*Dokumentausschnitt*:

━━━━

Bundesverwaltu ng sgeri ch t Trib un a l ad ministratif f éd éral Trib un a l e am m in istrati vo federale Trib un a l ad ministrativ fe deral
Abteilung IV D-3580/2023
Urteil v o m 2 6 . Juni 2023 Besetzung Einzelrichter Thomas Segessenmann, mit Zustimmung von Richterin Claudia Cotting-Schalch; Gerichtsschreiber Daniel Widmer.
Parteien
A._______, geboren am (…), Syrien, vertreten durch Mazin Alasaad, (…), Beschwerdeführer,
gegen
Staatssekretariat für Migration (SEM), Quellenweg 6, 3003 Bern, Vorinstanz.
Gegenstand
Nichteintreten auf Asylgesuch und Wegweisung (Dublin-Verfahren); Verfügung des SEM vom 16. Juni 2023 / N (…).

━━━━

*Bereitgestelltes Material*:
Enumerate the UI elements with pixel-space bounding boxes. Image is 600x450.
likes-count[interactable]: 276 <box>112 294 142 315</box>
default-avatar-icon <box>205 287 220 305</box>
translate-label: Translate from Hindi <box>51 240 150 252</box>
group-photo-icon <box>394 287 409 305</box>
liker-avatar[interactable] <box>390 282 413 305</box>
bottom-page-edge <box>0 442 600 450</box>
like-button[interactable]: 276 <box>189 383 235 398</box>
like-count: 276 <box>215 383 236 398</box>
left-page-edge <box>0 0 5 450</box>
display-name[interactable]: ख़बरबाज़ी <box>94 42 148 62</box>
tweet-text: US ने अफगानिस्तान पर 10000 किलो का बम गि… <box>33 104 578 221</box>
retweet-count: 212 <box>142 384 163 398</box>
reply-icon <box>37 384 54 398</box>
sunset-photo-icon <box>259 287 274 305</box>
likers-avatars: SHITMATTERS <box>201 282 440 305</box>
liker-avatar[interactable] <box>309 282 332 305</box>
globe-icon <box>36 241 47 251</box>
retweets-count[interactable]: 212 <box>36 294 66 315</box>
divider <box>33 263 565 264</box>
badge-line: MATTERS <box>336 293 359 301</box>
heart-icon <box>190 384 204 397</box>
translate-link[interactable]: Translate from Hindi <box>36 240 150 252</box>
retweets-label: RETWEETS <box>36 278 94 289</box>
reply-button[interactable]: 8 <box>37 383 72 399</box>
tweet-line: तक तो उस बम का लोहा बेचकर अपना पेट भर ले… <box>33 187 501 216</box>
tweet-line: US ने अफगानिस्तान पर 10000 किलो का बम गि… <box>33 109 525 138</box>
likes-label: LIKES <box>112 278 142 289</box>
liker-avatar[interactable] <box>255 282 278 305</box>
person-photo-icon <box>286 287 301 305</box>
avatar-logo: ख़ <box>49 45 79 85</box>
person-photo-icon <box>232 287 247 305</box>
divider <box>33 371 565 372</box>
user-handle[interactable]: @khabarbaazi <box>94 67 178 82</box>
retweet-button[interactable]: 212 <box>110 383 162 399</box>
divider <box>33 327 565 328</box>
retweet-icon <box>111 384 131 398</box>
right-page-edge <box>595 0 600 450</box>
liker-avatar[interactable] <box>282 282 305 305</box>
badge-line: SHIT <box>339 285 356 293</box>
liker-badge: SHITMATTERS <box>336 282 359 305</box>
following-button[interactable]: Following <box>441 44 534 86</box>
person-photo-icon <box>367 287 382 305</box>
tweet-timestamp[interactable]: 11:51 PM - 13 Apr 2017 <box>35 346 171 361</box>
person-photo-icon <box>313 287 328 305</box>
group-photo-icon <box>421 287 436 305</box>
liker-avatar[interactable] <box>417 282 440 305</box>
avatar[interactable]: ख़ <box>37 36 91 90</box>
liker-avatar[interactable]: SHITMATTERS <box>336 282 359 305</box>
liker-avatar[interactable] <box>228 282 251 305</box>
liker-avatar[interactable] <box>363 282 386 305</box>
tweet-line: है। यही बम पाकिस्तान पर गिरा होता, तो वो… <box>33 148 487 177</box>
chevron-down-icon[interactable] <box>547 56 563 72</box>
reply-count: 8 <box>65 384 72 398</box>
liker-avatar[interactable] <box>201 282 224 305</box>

━━━━

*Aufgabe A*:
Entnimm dem Dokumentausschnitt wörtlich die Passage, die bei den Worten „Bundesverwaltu ng sgeri“ einsetzt, und ende nach „2023 / N (…).“.
*Aufgabe B*:
Entscheide für jede Aussage, ob sie mit dem Dokumentausschnitt übereinstimmt, und belege deine Antwort mit den ausschlaggebenden Worten des Dokumentausschnitts. (i) Die Verfügung des SEM stammt vom 16. Juni 2023. (ii) Der Beschwerdeführer wird von Daniel Widmer vertreten. (iii) Das Verfahren wird in der Abteilung IV geführt.
Das Material ist für das Folgende ohne Belang.

*Antwortbereich A*:
Bundesverwaltu ng sgeri ch t Trib un a l ad ministratif f éd éral Trib un a l e am m in istrati vo federale Trib un a l ad ministrativ fe deral
Abteilung IV D-3580/2023
Urteil v o m 2 6 . Juni 2023 Besetzung Einzelrichter Thomas Segessenmann, mit Zustimmung von Richterin Claudia Cotting-Schalch; Gerichtsschreiber Daniel Widmer.
Parteien
A._______, geboren am (…), Syrien, vertreten durch Mazin Alasaad, (…), Beschwerdeführer,
gegen
Staatssekretariat für Migration (SEM), Quellenweg 6, 3003 Bern, Vorinstanz.
Gegenstand
Nichteintreten auf Asylgesuch und Wegweisung (Dublin-Verfahren); Verfügung des SEM vom 16. Juni 2023 / N (…).

*Antwortbereich B*:
(i) Ja: „Verfügung des SEM vom 16. Juni 2023“
(ii) Nein: „vertreten durch Mazin Alasaad“
(iii) Ja: „Abteilung IV D-3580/2023“